Task instructions> Scan the records and identify every line in which the string "Хабаровскому" occurs, then return those lines.

* BEGIN Records provided *

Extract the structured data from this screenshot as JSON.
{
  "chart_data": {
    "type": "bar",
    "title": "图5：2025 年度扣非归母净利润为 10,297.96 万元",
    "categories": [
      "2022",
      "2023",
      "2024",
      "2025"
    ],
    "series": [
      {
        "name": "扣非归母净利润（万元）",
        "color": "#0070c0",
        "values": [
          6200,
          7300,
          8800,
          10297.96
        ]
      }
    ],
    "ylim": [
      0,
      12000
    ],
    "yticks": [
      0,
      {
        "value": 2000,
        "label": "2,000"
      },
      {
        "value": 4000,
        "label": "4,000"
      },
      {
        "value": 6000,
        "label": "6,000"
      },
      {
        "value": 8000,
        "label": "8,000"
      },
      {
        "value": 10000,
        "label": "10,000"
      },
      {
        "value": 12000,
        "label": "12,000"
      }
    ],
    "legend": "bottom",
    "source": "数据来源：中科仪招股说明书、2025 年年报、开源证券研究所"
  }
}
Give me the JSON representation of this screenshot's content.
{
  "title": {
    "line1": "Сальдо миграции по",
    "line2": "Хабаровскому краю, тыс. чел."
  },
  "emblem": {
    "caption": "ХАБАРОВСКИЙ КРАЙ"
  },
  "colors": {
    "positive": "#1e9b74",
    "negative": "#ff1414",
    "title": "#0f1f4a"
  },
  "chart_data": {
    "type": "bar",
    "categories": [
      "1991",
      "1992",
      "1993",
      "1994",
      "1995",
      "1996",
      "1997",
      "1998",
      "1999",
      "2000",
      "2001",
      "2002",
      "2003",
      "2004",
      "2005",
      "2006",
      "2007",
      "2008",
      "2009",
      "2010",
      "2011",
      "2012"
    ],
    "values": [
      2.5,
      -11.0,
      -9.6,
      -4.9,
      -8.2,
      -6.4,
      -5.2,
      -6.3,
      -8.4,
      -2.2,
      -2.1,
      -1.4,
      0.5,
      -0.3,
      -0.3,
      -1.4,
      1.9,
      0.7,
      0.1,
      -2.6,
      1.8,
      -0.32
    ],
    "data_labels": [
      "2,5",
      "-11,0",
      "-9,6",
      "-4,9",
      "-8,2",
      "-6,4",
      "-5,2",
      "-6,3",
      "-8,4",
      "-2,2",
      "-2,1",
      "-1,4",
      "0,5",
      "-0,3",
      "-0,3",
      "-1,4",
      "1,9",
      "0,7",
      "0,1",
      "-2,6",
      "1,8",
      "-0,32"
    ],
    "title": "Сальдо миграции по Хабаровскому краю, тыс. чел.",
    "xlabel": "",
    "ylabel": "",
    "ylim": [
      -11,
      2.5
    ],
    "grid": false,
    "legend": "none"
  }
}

* END Records provided *

Response to the task>
    "line2": "Хабаровскому краю, тыс. чел."
    "title": "Сальдо миграции по Хабаровскому краю, тыс. чел.",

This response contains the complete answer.